- _Direction_: Your task is to repeat the entries word for word while leaving out the pictures.

[Records from a dataset]
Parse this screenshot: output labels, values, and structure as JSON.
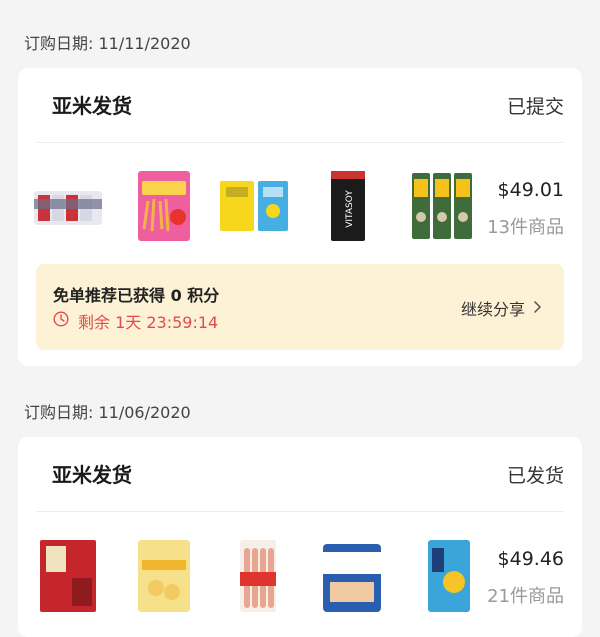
{
  "orders": [
    {
      "date_label": "订购日期: 11/11/2020",
      "seller": "亚米发货",
      "status": "已提交",
      "price": "$49.01",
      "item_count": "13件商品",
      "reward": {
        "title": "免单推荐已获得 0 积分",
        "timer": "剩余 1天 23:59:14",
        "share_label": "继续分享"
      }
    },
    {
      "date_label": "订购日期: 11/06/2020",
      "seller": "亚米发货",
      "status": "已发货",
      "price": "$49.46",
      "item_count": "21件商品"
    }
  ],
  "icons": {
    "clock": "clock-icon",
    "chevron": "chevron-right-icon"
  },
  "colors": {
    "timer_red": "#e34b4b",
    "reward_bg": "#fdf2d6",
    "seller_underline": "#ec6e6e"
  }
}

- _The solution_:
Parse this screenshot: output labels, values, and structure as JSON.
{
  "orders": [
    {
      "date_label": "订购日期: 11/11/2020",
      "seller": "亚米发货",
      "status": "已提交",
      "price": "$49.01",
      "item_count": "13件商品",
      "reward": {
        "title": "免单推荐已获得 0 积分",
        "timer": "剩余 1天 23:59:14",
        "share_label": "继续分享"
      }
    },
    {
      "date_label": "订购日期: 11/06/2020",
      "seller": "亚米发货",
      "status": "已发货",
      "price": "$49.46",
      "item_count": "21件商品"
    }
  ],
  "icons": {
    "clock": "clock-icon",
    "chevron": "chevron-right-icon"
  },
  "colors": {
    "timer_red": "#e34b4b",
    "reward_bg": "#fdf2d6",
    "seller_underline": "#ec6e6e"
  }
}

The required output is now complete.